#### Problem requirements:
Please read the podcast post below and answer: according to Lindbergh, what kind of team do the MLB playoffs reward?

#### Exercise text:
--

So I listen to a lot of podcasts. More specifically I usually listen to Effectively Wild, Ben Lindbergh & Sam Miller’s daily podcast for Baseball Prospectus. It’s a very enjoyable, informative, and brief podcast, and I highly recommend it. Today, for instance, they touched on several obsessions of mine, both personal (the unpredictability of bullpens, BABIP, Russell Martin’s approach to catching) and professional (survey methodology).

But that’s not why I’m writing about it now. See, I had missed yesterday’s episode, and was pleased to find, upon catching up this morning, that they had discussed Joe Posnanski’s piece that I was going on about. I was slightly (only slightly!) less pleased that Miller and Lindbergh more or less pooh-poohed the idea, and (like everybody else) failed to draw the obvious parallel with the NHL’s President’s Trophy, but I was intrigued by a particular bit at the end of their discussion. It went like this:

At one point, Miller rebuts Posnanski’s suggestion that crowning a champion based on a long season rather than a short playoff “mirrors life” insofar as it rewards hard work over luck. Of course Miller is entirely correct that luck has an underappreciated effect on outcomes in life (this is where I refrain from an extended riff on the topic because that can only lead us into the political weeds and probably alienate all four or five of our readers). But Lindbergh points out the problem that Posnanski alludes to but doesn’t spell out: that the MLB playoffs are not so much a poor mirror of life, but a poor mirror of baseball. Specifically, that the regular season rewards teams that maintain deep pitching rotations, while the playoffs reward teams with front-loaded rotations.

--

#### Record extracts:

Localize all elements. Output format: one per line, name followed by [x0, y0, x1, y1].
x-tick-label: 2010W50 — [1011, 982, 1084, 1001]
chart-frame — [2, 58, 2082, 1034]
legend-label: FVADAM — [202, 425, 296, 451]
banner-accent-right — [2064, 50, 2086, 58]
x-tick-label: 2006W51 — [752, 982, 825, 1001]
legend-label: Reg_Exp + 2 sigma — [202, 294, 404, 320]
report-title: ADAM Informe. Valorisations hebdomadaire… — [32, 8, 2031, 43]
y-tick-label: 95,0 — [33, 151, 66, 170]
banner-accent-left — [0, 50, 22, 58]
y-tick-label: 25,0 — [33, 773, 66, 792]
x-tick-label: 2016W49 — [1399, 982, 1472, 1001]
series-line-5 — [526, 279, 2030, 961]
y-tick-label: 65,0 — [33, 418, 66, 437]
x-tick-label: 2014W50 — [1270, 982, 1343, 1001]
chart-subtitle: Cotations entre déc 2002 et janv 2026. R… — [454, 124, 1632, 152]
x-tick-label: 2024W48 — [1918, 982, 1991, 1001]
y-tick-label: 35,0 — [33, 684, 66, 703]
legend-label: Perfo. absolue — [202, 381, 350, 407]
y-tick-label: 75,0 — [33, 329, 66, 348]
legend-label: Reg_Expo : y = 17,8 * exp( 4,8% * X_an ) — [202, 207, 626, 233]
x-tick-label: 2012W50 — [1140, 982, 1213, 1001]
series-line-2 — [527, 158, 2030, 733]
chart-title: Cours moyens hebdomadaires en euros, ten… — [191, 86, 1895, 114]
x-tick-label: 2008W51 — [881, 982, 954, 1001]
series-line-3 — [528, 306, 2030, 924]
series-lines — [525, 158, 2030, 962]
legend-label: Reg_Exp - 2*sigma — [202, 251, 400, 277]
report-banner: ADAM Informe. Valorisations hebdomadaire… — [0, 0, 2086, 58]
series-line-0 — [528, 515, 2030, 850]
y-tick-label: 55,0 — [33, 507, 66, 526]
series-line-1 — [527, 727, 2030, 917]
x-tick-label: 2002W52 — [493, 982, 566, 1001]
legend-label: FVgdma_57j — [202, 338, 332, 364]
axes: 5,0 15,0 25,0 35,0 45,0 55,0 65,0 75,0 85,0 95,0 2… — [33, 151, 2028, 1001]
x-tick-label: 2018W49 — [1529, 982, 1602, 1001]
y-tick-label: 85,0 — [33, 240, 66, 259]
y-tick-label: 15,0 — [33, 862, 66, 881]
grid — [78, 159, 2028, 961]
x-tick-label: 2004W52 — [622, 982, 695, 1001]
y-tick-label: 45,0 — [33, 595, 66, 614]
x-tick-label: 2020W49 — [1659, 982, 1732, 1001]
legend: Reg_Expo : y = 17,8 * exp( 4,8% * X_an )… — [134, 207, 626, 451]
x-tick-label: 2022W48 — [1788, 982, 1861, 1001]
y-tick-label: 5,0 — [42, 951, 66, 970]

--

#### Output of the exercise:
Teams with front-loaded pitching rotations.